- _Instruction_
Below are some entries. Copy each line that holds the string "fatal".

- _Records for this exercise_
>> Start
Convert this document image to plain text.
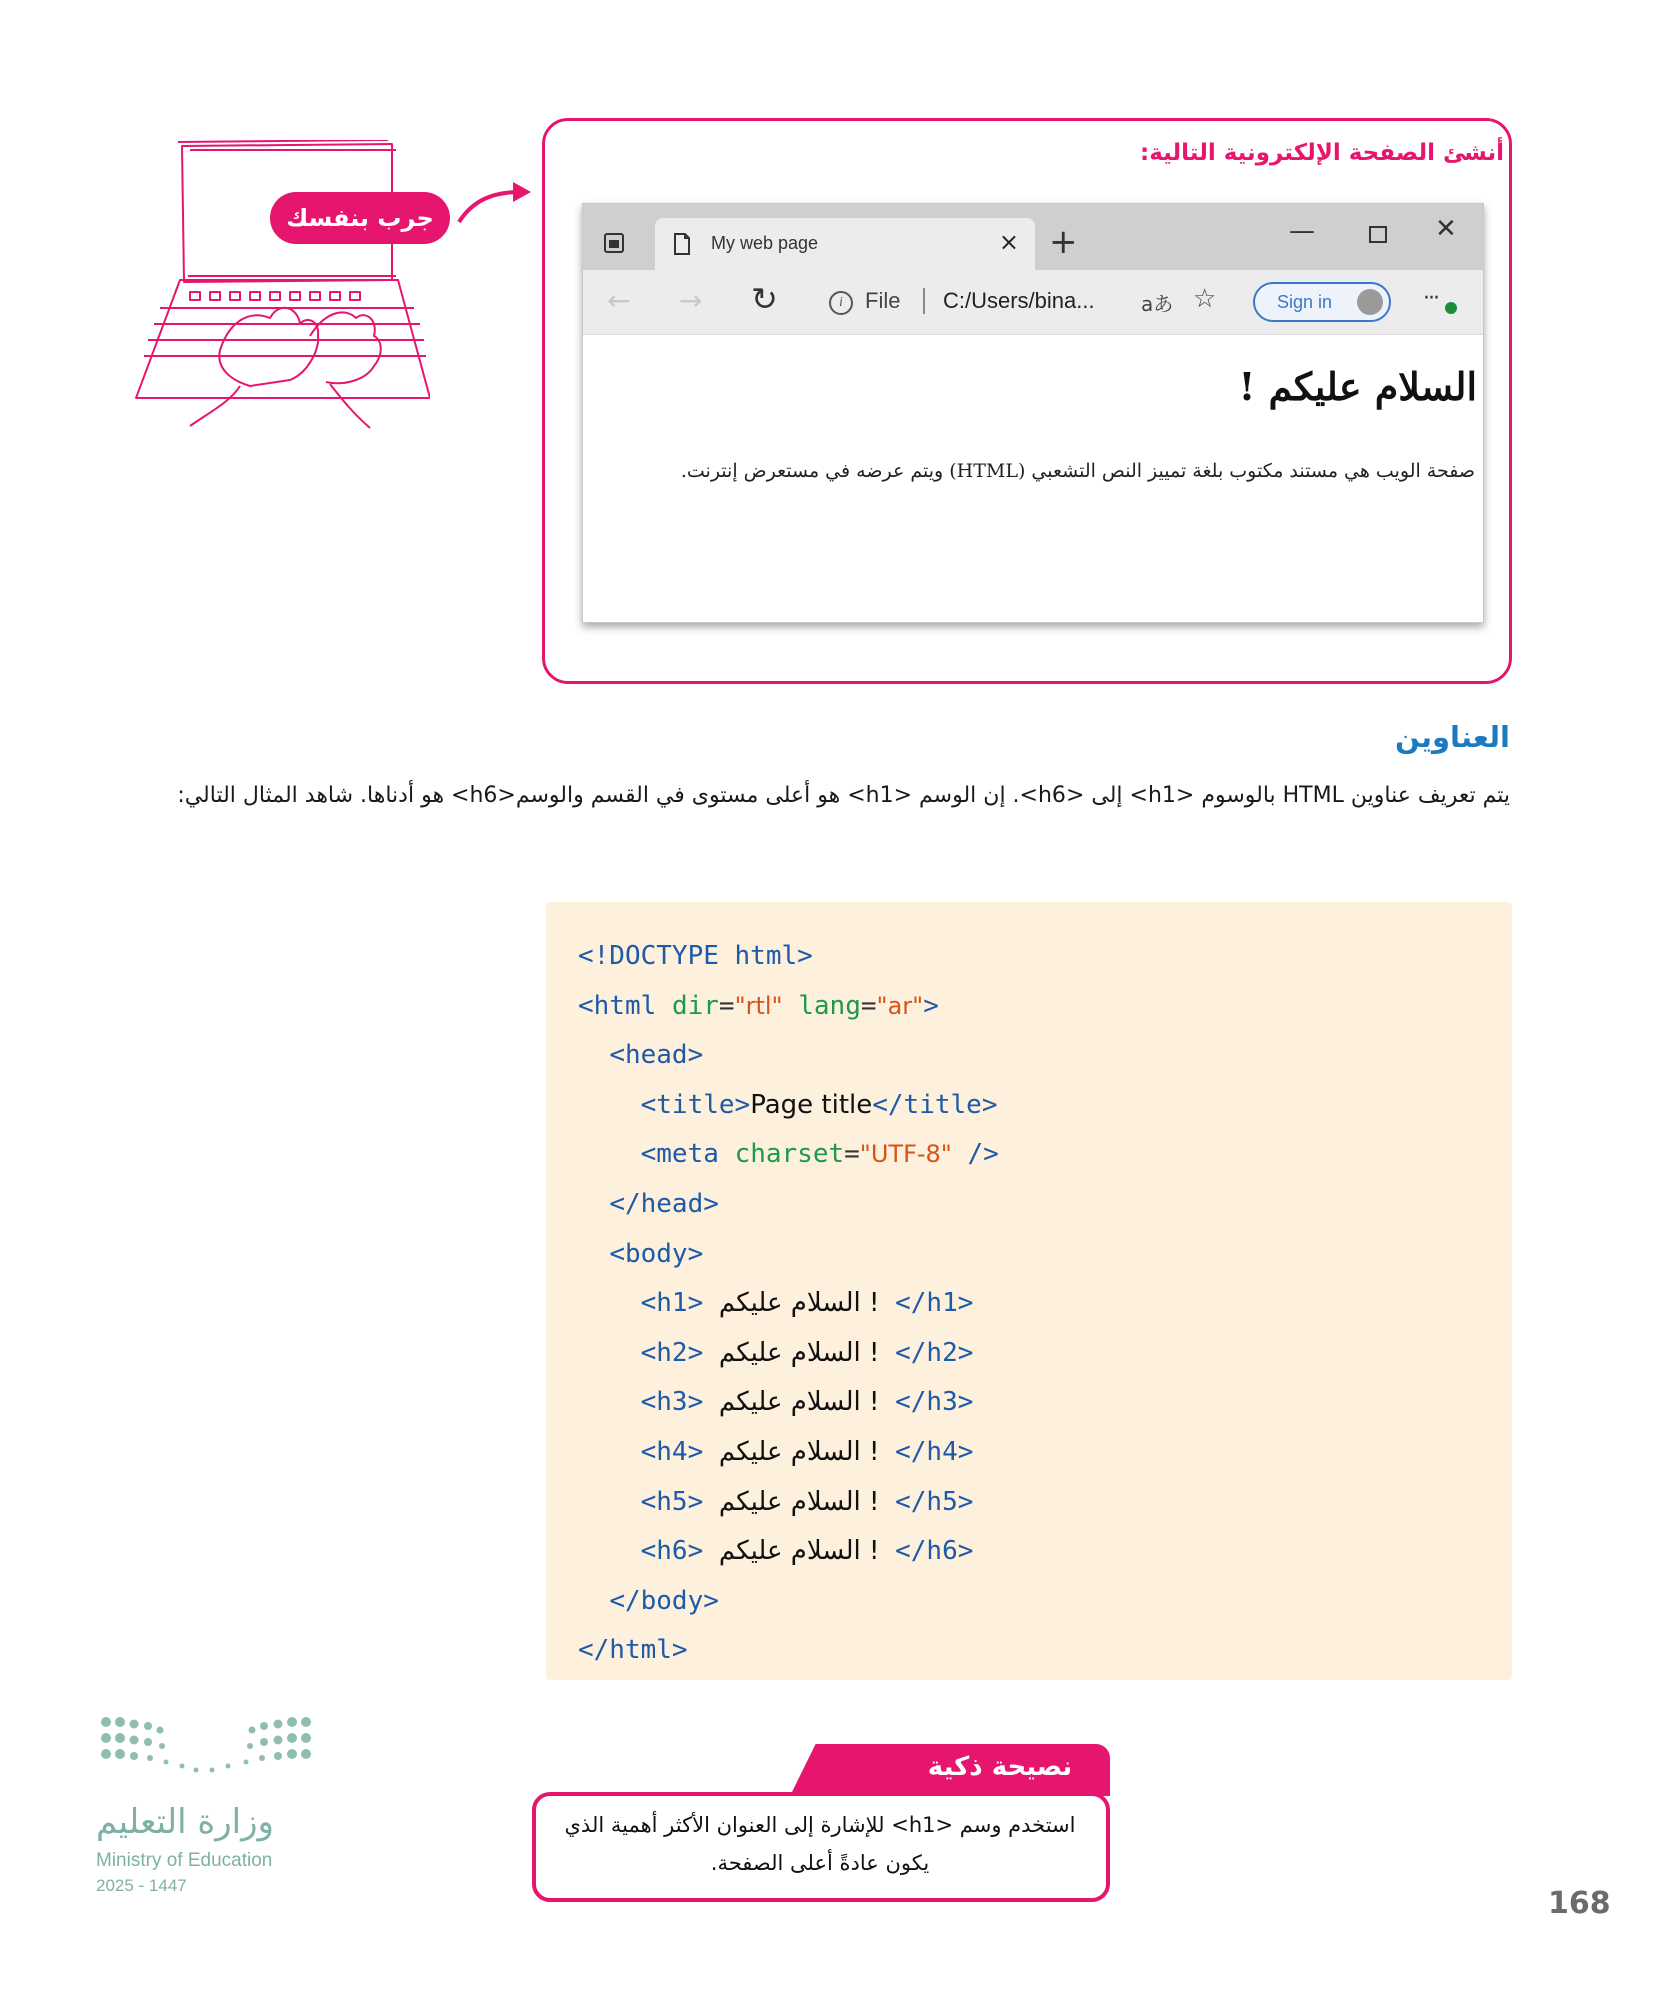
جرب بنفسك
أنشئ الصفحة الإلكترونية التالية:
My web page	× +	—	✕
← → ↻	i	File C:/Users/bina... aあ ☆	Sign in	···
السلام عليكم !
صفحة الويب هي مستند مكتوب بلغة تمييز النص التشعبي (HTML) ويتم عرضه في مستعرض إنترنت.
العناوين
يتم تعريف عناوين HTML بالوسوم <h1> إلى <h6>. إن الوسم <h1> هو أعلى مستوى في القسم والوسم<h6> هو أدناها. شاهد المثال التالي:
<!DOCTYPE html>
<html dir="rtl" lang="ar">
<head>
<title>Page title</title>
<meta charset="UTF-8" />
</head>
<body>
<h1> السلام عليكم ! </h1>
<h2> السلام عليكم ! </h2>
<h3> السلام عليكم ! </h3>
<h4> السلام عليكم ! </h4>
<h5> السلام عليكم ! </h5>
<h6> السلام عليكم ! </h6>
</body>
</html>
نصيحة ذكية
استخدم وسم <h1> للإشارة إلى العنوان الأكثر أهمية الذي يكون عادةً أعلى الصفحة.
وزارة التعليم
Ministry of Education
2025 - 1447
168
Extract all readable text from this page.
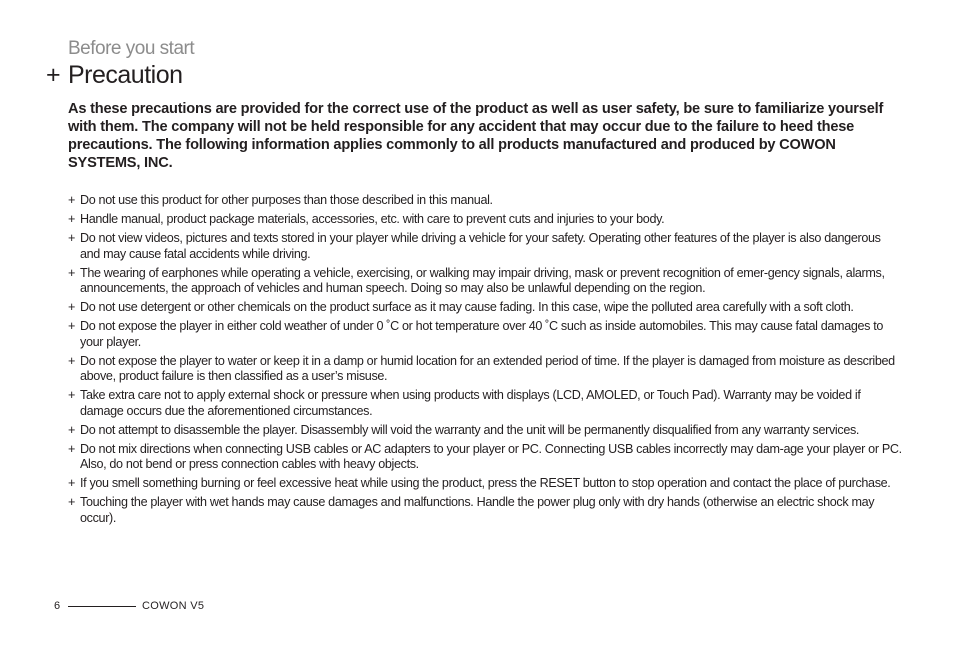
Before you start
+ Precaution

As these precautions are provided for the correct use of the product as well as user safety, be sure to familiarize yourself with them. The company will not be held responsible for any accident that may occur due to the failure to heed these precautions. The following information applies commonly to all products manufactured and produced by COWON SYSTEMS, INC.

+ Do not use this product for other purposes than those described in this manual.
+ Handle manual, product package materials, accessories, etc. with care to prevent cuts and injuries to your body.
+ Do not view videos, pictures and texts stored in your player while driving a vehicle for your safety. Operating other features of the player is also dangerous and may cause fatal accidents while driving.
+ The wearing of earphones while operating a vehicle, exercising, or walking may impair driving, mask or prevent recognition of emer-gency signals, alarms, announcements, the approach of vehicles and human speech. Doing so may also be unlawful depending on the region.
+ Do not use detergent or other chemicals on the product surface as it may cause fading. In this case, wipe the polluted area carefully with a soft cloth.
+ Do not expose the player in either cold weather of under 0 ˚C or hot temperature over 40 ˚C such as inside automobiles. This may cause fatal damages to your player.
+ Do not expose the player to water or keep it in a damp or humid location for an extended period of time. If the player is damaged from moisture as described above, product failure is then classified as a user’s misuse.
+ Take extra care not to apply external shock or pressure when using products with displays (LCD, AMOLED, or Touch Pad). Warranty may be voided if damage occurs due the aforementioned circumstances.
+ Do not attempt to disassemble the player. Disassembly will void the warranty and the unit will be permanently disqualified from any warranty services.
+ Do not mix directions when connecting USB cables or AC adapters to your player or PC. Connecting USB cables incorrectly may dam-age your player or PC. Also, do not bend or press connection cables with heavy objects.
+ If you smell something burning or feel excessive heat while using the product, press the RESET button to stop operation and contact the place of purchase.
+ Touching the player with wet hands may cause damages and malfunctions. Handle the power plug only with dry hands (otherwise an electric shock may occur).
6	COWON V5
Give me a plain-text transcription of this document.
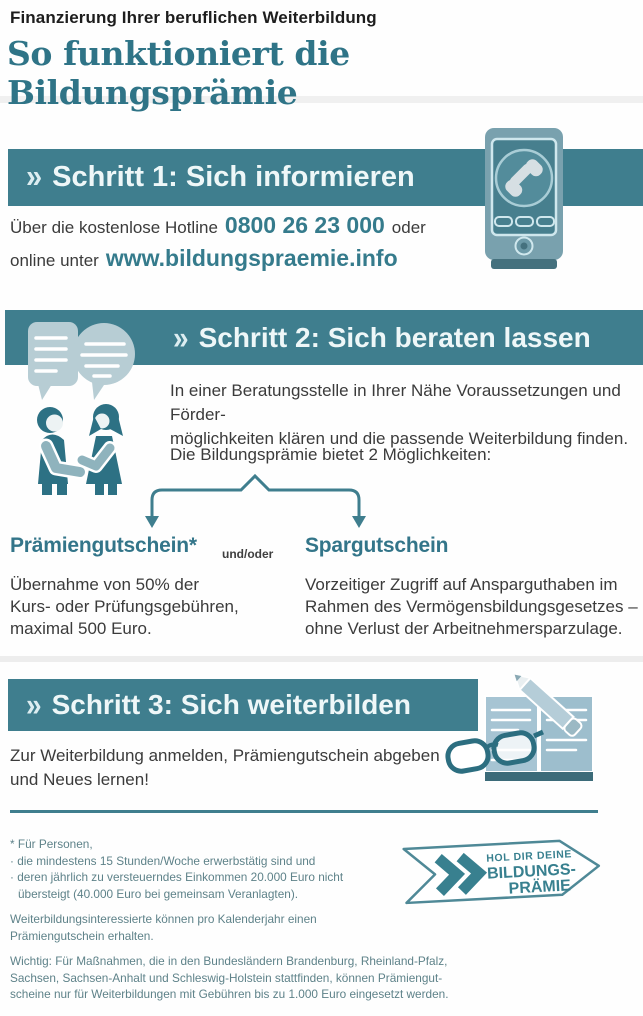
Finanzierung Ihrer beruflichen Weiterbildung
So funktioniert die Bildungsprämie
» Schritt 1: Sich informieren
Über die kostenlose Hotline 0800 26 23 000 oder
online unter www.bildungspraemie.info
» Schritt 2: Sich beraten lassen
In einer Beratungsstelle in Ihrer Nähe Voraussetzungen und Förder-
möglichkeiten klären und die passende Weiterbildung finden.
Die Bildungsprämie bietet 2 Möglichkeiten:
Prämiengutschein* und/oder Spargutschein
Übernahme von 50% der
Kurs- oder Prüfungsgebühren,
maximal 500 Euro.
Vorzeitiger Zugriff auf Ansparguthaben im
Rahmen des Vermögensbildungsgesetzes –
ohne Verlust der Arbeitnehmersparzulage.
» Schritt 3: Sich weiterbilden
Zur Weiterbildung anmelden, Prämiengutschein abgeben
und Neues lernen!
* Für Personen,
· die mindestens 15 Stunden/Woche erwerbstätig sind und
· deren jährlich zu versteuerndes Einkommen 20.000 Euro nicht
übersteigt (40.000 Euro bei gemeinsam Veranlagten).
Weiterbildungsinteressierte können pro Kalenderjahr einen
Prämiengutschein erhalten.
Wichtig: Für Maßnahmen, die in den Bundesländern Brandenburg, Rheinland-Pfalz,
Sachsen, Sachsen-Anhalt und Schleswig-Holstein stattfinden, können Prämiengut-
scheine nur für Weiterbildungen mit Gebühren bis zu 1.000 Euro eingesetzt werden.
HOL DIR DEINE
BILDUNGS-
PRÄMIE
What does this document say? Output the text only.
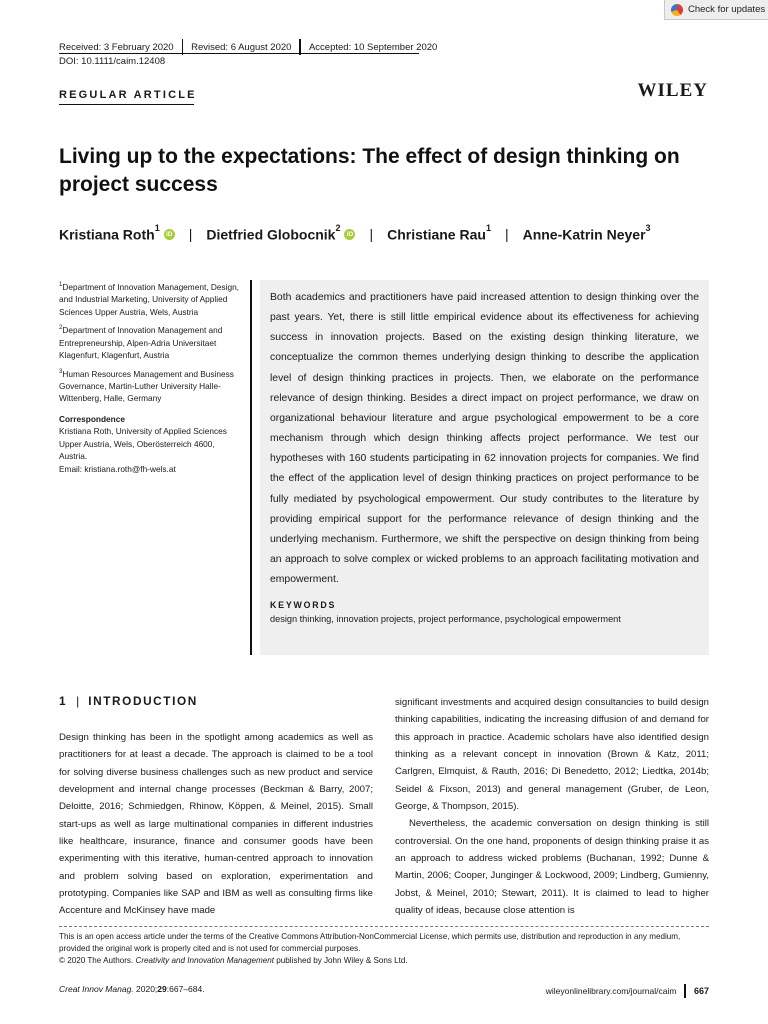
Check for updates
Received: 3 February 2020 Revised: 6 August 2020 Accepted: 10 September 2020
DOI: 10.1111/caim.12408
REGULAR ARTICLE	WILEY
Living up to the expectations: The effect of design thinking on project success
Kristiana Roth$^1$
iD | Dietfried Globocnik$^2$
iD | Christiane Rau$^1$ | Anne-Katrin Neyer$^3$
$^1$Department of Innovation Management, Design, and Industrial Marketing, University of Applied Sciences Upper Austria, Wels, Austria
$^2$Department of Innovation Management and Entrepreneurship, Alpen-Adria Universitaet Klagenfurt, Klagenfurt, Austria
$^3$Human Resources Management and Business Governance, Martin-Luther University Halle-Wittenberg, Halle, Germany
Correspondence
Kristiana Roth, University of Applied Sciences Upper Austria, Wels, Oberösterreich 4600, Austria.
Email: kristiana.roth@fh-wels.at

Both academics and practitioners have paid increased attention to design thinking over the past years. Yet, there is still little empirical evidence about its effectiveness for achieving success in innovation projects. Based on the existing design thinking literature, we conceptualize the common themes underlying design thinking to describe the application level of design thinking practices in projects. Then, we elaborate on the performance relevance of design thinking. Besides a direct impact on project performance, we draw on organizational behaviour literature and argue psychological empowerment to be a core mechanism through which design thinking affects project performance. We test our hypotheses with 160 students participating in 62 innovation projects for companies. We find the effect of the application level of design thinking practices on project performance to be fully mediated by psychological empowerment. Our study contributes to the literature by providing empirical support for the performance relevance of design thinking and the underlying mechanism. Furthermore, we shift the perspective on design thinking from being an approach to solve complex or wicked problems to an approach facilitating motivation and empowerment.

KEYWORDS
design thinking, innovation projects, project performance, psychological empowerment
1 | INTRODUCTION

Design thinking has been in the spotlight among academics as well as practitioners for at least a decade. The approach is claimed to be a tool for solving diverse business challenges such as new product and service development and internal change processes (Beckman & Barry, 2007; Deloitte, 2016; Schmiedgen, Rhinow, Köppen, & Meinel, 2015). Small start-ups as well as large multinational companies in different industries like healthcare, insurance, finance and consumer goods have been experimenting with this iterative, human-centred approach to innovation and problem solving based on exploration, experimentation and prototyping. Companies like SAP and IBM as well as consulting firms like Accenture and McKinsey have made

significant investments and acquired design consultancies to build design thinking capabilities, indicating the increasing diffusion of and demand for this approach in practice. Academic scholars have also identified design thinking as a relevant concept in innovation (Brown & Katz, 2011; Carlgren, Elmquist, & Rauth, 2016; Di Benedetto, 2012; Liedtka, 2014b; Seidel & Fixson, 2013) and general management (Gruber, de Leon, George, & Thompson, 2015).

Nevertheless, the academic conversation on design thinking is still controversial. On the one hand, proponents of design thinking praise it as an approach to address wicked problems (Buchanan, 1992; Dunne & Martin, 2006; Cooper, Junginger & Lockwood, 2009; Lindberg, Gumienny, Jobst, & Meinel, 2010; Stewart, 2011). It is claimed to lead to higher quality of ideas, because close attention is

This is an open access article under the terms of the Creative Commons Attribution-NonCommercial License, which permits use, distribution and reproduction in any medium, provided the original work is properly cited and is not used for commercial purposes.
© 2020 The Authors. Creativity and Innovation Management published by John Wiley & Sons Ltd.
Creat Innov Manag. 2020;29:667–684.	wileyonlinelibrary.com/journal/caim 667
>> End
- _Right answer_
+ Do not view videos, pictures and texts stored in your player while driving a vehicle for your safety. Operating other features of the player is also dangerous and may cause fatal accidents while driving.
+ Do not expose the player in either cold weather of under 0 ˚C or hot temperature over 40 ˚C such as inside automobiles. This may cause fatal damages to your player.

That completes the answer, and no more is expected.